▸ TASK TO COMPLETE:
Render the records below as a Markdown table with the columns "Row" and "Line". Number every line in order, and skip any blank lines.

(Records from a collection)
◆ ◆ ◆ ◆ ◆ ◆ ◆

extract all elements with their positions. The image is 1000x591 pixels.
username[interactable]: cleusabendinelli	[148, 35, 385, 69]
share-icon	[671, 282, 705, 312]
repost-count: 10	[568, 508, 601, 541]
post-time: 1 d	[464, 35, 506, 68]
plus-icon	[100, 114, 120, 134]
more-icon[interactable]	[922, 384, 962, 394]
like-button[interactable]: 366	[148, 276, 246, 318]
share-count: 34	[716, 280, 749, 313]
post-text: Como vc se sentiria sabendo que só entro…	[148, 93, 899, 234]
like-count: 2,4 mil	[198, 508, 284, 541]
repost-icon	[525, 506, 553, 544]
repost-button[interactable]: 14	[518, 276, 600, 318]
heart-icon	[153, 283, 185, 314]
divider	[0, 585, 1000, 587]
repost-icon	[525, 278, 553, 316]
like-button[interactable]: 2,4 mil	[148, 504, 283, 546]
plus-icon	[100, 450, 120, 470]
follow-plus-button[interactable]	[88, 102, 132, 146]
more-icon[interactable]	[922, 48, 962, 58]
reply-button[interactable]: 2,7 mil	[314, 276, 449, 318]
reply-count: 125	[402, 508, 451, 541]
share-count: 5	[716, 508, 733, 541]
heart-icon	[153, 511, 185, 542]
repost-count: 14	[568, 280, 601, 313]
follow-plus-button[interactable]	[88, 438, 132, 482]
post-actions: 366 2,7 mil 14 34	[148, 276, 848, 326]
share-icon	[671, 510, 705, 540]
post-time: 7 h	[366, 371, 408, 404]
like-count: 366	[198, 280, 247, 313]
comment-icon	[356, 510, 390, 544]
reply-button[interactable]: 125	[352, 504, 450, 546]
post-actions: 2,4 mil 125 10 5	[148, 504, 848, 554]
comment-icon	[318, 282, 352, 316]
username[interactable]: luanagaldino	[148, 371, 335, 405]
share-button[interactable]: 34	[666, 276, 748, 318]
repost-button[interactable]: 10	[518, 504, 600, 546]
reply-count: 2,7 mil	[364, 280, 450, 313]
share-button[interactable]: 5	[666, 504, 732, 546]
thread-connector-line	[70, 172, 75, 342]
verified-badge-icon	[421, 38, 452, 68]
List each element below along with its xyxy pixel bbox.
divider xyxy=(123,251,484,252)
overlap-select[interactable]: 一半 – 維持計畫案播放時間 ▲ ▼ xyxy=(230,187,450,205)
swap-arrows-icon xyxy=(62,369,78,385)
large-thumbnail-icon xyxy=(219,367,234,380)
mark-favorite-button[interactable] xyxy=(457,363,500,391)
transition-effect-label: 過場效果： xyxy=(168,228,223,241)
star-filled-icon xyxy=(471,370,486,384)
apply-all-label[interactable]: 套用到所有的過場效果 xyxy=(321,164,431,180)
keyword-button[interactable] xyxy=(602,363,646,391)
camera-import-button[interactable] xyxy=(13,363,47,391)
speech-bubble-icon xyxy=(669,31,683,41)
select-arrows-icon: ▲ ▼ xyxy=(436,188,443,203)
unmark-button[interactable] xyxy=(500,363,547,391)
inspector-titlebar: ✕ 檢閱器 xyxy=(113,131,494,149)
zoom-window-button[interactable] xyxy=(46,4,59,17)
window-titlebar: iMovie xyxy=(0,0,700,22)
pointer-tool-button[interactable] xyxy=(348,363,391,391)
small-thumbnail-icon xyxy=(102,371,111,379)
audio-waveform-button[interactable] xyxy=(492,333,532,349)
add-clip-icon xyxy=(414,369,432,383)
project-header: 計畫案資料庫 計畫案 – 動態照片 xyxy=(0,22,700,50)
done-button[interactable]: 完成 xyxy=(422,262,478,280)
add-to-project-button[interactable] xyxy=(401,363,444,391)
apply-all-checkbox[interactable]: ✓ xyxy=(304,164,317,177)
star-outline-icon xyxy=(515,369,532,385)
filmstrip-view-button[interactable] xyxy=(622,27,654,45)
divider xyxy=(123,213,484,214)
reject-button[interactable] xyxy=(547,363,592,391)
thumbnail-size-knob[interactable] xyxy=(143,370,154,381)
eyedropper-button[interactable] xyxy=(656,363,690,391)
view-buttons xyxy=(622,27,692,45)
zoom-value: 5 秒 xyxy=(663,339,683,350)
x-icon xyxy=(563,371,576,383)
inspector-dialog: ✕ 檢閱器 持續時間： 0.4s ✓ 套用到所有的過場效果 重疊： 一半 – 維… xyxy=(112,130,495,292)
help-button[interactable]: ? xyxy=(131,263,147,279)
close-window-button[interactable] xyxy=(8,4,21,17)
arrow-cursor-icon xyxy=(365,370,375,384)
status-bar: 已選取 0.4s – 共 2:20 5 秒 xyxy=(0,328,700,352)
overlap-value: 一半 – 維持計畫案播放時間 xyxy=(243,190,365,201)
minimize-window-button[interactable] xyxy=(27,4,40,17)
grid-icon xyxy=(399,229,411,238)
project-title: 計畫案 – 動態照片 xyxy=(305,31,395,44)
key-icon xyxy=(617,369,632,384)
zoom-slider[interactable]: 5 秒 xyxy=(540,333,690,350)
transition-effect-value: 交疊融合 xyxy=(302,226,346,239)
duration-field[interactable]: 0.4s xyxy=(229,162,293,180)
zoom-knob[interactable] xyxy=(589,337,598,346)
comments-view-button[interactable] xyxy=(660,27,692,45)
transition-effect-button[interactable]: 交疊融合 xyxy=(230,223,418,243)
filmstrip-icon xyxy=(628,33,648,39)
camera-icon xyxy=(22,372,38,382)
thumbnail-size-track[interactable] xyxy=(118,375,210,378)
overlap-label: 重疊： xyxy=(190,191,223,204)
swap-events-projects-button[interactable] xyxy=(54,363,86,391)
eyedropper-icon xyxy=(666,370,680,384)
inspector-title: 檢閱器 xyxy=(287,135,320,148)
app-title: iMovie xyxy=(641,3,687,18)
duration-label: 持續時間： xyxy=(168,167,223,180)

◆ ◆ ◆ ◆ ◆ ◆ ◆

▸ WORKED ANSWER:
| Row | Line |
|---|---|
| 1 | extract all elements with their positions. The image is 1000x591 pixels. |
| 2 | username[interactable]: cleusabendinelli	[148, 35, 385, 69] |
| 3 | share-icon	[671, 282, 705, 312] |
| 4 | repost-count: 10	[568, 508, 601, 541] |
| 5 | post-time: 1 d	[464, 35, 506, 68] |
| 6 | plus-icon	[100, 114, 120, 134] |
| 7 | more-icon[interactable]	[922, 384, 962, 394] |
| 8 | like-button[interactable]: 366	[148, 276, 246, 318] |
| 9 | share-count: 34	[716, 280, 749, 313] |
| 10 | post-text: Como vc se sentiria sabendo que só entro…	[148, 93, 899, 234] |
| 11 | like-count: 2,4 mil	[198, 508, 284, 541] |
| 12 | repost-icon	[525, 506, 553, 544] |
| 13 | repost-button[interactable]: 14	[518, 276, 600, 318] |
| 14 | heart-icon	[153, 283, 185, 314] |
| 15 | divider	[0, 585, 1000, 587] |
| 16 | repost-icon	[525, 278, 553, 316] |
| 17 | like-button[interactable]: 2,4 mil	[148, 504, 283, 546] |
| 18 | plus-icon	[100, 450, 120, 470] |
| 19 | follow-plus-button[interactable]	[88, 102, 132, 146] |
| 20 | more-icon[interactable]	[922, 48, 962, 58] |
| 21 | reply-button[interactable]: 2,7 mil	[314, 276, 449, 318] |
| 22 | reply-count: 125	[402, 508, 451, 541] |
| 23 | share-count: 5	[716, 508, 733, 541] |
| 24 | heart-icon	[153, 511, 185, 542] |
| 25 | repost-count: 14	[568, 280, 601, 313] |
| 26 | follow-plus-button[interactable]	[88, 438, 132, 482] |
| 27 | post-actions: 366 2,7 mil 14 34	[148, 276, 848, 326] |
| 28 | share-icon	[671, 510, 705, 540] |
| 29 | post-time: 7 h	[366, 371, 408, 404] |
| 30 | like-count: 366	[198, 280, 247, 313] |
| 31 | comment-icon	[356, 510, 390, 544] |
| 32 | reply-button[interactable]: 125	[352, 504, 450, 546] |
| 33 | post-actions: 2,4 mil 125 10 5	[148, 504, 848, 554] |
| 34 | comment-icon	[318, 282, 352, 316] |
| 35 | username[interactable]: luanagaldino	[148, 371, 335, 405] |
| 36 | share-button[interactable]: 34	[666, 276, 748, 318] |
| 37 | repost-button[interactable]: 10	[518, 504, 600, 546] |
| 38 | reply-count: 2,7 mil	[364, 280, 450, 313] |
| 39 | share-button[interactable]: 5	[666, 504, 732, 546] |
| 40 | thread-connector-line	[70, 172, 75, 342] |
| 41 | verified-badge-icon	[421, 38, 452, 68] |
| 42 | List each element below along with its xyxy pixel bbox. |
| 43 | divider xyxy=(123,251,484,252) |
| 44 | overlap-select[interactable]: 一半 – 維持計畫案播放時間 ▲ ▼ xyxy=(230,187,450,205) |
| 45 | swap-arrows-icon xyxy=(62,369,78,385) |
| 46 | large-thumbnail-icon xyxy=(219,367,234,380) |
| 47 | mark-favorite-button[interactable] xyxy=(457,363,500,391) |
| 48 | transition-effect-label: 過場效果： xyxy=(168,228,223,241) |
| 49 | star-filled-icon xyxy=(471,370,486,384) |
| 50 | apply-all-label[interactable]: 套用到所有的過場效果 xyxy=(321,164,431,180) |
| 51 | keyword-button[interactable] xyxy=(602,363,646,391) |
| 52 | camera-import-button[interactable] xyxy=(13,363,47,391) |
| 53 | speech-bubble-icon xyxy=(669,31,683,41) |
| 54 | select-arrows-icon: ▲ ▼ xyxy=(436,188,443,203) |
| 55 | unmark-button[interactable] xyxy=(500,363,547,391) |
| 56 | inspector-titlebar: ✕ 檢閱器 xyxy=(113,131,494,149) |
| 57 | zoom-window-button[interactable] xyxy=(46,4,59,17) |
| 58 | window-titlebar: iMovie xyxy=(0,0,700,22) |
| 59 | pointer-tool-button[interactable] xyxy=(348,363,391,391) |
| 60 | small-thumbnail-icon xyxy=(102,371,111,379) |
| 61 | audio-waveform-button[interactable] xyxy=(492,333,532,349) |
| 62 | add-clip-icon xyxy=(414,369,432,383) |
| 63 | project-header: 計畫案資料庫 計畫案 – 動態照片 xyxy=(0,22,700,50) |
| 64 | done-button[interactable]: 完成 xyxy=(422,262,478,280) |
| 65 | add-to-project-button[interactable] xyxy=(401,363,444,391) |
| 66 | apply-all-checkbox[interactable]: ✓ xyxy=(304,164,317,177) |
| 67 | star-outline-icon xyxy=(515,369,532,385) |
| 68 | filmstrip-view-button[interactable] xyxy=(622,27,654,45) |
| 69 | divider xyxy=(123,213,484,214) |
| 70 | reject-button[interactable] xyxy=(547,363,592,391) |
| 71 | thumbnail-size-knob[interactable] xyxy=(143,370,154,381) |
| 72 | eyedropper-button[interactable] xyxy=(656,363,690,391) |
| 73 | view-buttons xyxy=(622,27,692,45) |
| 74 | zoom-value: 5 秒 xyxy=(663,339,683,350) |
| 75 | x-icon xyxy=(563,371,576,383) |
| 76 | inspector-dialog: ✕ 檢閱器 持續時間： 0.4s ✓ 套用到所有的過場效果 重疊： 一半 – 維… xyxy=(112,130,495,292) |
| 77 | help-button[interactable]: ? xyxy=(131,263,147,279) |
| 78 | close-window-button[interactable] xyxy=(8,4,21,17) |
| 79 | arrow-cursor-icon xyxy=(365,370,375,384) |
| 80 | status-bar: 已選取 0.4s – 共 2:20 5 秒 xyxy=(0,328,700,352) |
| 81 | overlap-value: 一半 – 維持計畫案播放時間 xyxy=(243,190,365,201) |
| 82 | minimize-window-button[interactable] xyxy=(27,4,40,17) |
| 83 | grid-icon xyxy=(399,229,411,238) |
| 84 | project-title: 計畫案 – 動態照片 xyxy=(305,31,395,44) |
| 85 | key-icon xyxy=(617,369,632,384) |
| 86 | zoom-slider[interactable]: 5 秒 xyxy=(540,333,690,350) |
| 87 | transition-effect-value: 交疊融合 xyxy=(302,226,346,239) |
| 88 | duration-field[interactable]: 0.4s xyxy=(229,162,293,180) |
| 89 | zoom-knob[interactable] xyxy=(589,337,598,346) |
| 90 | comments-view-button[interactable] xyxy=(660,27,692,45) |
| 91 | transition-effect-button[interactable]: 交疊融合 xyxy=(230,223,418,243) |
| 92 | filmstrip-icon xyxy=(628,33,648,39) |
| 93 | camera-icon xyxy=(22,372,38,382) |
| 94 | thumbnail-size-track[interactable] xyxy=(118,375,210,378) |
| 95 | overlap-label: 重疊： xyxy=(190,191,223,204) |
| 96 | swap-events-projects-button[interactable] xyxy=(54,363,86,391) |
| 97 | eyedropper-icon xyxy=(666,370,680,384) |
| 98 | inspector-title: 檢閱器 xyxy=(287,135,320,148) |
| 99 | app-title: iMovie xyxy=(641,3,687,18) |
| 100 | duration-label: 持續時間： xyxy=(168,167,223,180) |